## The problem
Print the data exactly, leaving nothing out.
** BEGIN Listed records **
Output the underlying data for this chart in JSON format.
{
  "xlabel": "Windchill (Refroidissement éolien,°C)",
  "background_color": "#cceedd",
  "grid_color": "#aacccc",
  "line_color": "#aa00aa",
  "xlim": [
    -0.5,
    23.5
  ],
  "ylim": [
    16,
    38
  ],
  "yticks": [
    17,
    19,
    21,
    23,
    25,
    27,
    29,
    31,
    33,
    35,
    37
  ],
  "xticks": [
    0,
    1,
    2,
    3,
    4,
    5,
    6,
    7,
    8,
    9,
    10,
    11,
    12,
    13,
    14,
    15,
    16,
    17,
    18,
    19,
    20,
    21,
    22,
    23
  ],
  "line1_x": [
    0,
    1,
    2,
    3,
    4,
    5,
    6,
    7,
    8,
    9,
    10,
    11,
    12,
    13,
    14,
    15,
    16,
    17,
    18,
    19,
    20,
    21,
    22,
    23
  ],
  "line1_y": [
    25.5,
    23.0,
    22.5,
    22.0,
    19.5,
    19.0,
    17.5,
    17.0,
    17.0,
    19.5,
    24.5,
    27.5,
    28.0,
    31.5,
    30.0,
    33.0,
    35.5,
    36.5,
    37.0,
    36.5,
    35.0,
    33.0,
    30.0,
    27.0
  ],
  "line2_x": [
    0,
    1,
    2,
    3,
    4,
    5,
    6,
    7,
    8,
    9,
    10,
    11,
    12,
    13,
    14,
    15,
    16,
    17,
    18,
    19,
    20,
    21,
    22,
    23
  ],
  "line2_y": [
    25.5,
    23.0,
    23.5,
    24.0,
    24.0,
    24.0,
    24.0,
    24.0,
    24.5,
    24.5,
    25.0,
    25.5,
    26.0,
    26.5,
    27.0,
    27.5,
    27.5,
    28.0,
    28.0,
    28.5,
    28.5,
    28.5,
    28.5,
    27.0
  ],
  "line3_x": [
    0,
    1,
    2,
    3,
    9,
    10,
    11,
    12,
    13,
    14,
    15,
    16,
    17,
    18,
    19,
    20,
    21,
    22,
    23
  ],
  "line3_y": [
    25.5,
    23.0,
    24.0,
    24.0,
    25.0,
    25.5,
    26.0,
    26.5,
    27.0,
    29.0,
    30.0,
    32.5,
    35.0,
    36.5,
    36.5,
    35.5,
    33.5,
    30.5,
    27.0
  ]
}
** END Listed records **
## Task result
Output the underlying data for this chart in JSON format.
{
  "xlabel": "Windchill (Refroidissement éolien,°C)",
  "background_color": "#cceedd",
  "grid_color": "#aacccc",
  "line_color": "#aa00aa",
  "xlim": [
    -0.5,
    23.5
  ],
  "ylim": [
    16,
    38
  ],
  "yticks": [
    17,
    19,
    21,
    23,
    25,
    27,
    29,
    31,
    33,
    35,
    37
  ],
  "xticks": [
    0,
    1,
    2,
    3,
    4,
    5,
    6,
    7,
    8,
    9,
    10,
    11,
    12,
    13,
    14,
    15,
    16,
    17,
    18,
    19,
    20,
    21,
    22,
    23
  ],
  "line1_x": [
    0,
    1,
    2,
    3,
    4,
    5,
    6,
    7,
    8,
    9,
    10,
    11,
    12,
    13,
    14,
    15,
    16,
    17,
    18,
    19,
    20,
    21,
    22,
    23
  ],
  "line1_y": [
    25.5,
    23.0,
    22.5,
    22.0,
    19.5,
    19.0,
    17.5,
    17.0,
    17.0,
    19.5,
    24.5,
    27.5,
    28.0,
    31.5,
    30.0,
    33.0,
    35.5,
    36.5,
    37.0,
    36.5,
    35.0,
    33.0,
    30.0,
    27.0
  ],
  "line2_x": [
    0,
    1,
    2,
    3,
    4,
    5,
    6,
    7,
    8,
    9,
    10,
    11,
    12,
    13,
    14,
    15,
    16,
    17,
    18,
    19,
    20,
    21,
    22,
    23
  ],
  "line2_y": [
    25.5,
    23.0,
    23.5,
    24.0,
    24.0,
    24.0,
    24.0,
    24.0,
    24.5,
    24.5,
    25.0,
    25.5,
    26.0,
    26.5,
    27.0,
    27.5,
    27.5,
    28.0,
    28.0,
    28.5,
    28.5,
    28.5,
    28.5,
    27.0
  ],
  "line3_x": [
    0,
    1,
    2,
    3,
    9,
    10,
    11,
    12,
    13,
    14,
    15,
    16,
    17,
    18,
    19,
    20,
    21,
    22,
    23
  ],
  "line3_y": [
    25.5,
    23.0,
    24.0,
    24.0,
    25.0,
    25.5,
    26.0,
    26.5,
    27.0,
    29.0,
    30.0,
    32.5,
    35.0,
    36.5,
    36.5,
    35.5,
    33.5,
    30.5,
    27.0
  ]
}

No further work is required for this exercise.